> _TASK BRIEF_:
Copy every line of the records below where the word "JSON" occurs.

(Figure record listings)
::::::::::
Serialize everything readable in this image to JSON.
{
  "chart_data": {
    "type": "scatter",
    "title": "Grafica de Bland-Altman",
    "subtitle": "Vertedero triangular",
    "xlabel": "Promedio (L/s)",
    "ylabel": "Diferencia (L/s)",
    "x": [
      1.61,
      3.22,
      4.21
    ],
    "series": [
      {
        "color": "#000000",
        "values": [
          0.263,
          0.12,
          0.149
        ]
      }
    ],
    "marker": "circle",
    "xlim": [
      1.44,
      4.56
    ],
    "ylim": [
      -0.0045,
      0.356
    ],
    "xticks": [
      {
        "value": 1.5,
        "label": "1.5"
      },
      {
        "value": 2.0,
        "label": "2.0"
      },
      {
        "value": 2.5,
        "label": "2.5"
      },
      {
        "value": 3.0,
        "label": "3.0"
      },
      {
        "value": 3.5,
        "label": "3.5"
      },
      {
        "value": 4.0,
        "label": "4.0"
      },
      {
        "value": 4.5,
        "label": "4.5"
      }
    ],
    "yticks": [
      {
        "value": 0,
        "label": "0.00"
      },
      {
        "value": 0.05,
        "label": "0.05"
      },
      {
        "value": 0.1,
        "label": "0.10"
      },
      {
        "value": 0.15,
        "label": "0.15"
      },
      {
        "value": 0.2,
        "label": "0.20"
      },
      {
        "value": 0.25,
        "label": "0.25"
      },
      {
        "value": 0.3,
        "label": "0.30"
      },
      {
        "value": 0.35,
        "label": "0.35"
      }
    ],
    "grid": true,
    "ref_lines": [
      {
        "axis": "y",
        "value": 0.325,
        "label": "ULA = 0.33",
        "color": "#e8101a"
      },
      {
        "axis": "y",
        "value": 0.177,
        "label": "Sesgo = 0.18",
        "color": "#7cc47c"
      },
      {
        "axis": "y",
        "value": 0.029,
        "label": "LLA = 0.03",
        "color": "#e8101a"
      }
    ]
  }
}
::::::::::
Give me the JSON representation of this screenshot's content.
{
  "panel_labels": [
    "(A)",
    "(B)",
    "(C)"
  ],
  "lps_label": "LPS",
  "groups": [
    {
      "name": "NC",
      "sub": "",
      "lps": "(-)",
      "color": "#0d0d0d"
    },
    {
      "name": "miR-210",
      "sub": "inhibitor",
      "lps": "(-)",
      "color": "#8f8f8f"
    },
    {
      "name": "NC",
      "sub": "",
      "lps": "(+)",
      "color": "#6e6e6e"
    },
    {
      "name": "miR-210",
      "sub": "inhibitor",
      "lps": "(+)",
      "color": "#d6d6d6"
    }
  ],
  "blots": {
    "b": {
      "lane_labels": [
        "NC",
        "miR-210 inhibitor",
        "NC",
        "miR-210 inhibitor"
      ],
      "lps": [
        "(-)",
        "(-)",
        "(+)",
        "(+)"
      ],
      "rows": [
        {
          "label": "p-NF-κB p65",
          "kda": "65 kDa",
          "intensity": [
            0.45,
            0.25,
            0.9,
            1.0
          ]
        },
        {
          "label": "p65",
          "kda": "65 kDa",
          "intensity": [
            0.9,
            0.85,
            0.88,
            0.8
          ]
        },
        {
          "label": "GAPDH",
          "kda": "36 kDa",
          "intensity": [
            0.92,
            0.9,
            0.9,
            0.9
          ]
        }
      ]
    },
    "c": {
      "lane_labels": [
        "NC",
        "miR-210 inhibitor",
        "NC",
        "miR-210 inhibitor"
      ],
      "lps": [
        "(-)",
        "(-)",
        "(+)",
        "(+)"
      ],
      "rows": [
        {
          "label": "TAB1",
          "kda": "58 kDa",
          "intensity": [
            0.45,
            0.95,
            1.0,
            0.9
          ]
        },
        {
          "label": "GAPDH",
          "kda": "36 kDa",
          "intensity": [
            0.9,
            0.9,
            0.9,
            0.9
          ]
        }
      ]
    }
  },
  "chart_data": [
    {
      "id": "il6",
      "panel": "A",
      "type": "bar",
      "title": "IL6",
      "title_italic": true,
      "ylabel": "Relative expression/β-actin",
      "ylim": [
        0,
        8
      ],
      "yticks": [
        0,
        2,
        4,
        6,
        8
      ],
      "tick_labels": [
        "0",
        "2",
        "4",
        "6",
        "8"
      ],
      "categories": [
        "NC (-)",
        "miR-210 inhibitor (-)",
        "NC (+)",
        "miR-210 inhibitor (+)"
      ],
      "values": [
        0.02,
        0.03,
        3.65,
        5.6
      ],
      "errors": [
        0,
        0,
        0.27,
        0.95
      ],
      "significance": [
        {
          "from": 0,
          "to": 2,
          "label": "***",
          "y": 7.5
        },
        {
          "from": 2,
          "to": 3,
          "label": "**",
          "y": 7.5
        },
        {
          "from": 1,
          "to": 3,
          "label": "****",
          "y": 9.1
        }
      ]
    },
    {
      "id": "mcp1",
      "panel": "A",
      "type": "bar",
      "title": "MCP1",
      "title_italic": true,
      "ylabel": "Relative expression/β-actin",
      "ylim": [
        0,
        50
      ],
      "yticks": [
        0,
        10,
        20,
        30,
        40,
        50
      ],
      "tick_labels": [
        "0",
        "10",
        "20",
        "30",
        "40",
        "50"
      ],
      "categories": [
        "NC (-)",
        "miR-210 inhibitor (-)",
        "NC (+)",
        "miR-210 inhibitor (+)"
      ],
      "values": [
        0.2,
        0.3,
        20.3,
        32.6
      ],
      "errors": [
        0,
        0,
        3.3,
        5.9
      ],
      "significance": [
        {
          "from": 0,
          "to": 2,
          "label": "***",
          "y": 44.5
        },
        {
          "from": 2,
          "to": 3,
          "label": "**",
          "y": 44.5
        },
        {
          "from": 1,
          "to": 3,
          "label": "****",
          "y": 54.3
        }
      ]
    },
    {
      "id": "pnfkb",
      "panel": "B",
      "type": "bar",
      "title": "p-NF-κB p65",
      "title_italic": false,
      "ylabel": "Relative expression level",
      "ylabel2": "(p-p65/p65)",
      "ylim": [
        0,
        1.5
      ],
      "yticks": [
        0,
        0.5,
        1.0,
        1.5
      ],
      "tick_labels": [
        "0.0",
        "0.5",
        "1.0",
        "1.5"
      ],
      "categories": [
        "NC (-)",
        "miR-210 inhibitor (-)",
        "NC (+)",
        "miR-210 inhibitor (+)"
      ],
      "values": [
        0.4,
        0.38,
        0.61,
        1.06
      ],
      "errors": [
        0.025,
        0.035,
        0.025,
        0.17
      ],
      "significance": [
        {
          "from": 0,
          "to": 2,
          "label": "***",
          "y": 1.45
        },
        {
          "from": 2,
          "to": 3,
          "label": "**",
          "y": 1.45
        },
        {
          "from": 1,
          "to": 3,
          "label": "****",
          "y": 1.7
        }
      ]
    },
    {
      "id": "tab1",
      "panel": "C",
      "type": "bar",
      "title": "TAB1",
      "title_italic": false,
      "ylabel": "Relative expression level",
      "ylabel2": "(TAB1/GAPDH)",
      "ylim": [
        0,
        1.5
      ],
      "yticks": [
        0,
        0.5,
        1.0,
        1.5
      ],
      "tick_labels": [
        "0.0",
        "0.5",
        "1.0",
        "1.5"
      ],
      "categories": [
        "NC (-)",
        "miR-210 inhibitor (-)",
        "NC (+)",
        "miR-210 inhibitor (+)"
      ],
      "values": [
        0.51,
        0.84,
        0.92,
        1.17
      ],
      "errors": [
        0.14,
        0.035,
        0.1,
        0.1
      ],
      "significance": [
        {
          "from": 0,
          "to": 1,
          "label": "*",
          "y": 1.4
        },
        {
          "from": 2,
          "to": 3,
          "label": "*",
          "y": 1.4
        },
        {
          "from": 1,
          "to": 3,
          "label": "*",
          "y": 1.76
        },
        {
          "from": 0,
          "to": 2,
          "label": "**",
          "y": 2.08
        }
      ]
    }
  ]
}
::::::::::
> _EXERCISE SOLUTION_:
Serialize everything readable in this image to JSON.
Give me the JSON representation of this screenshot's content.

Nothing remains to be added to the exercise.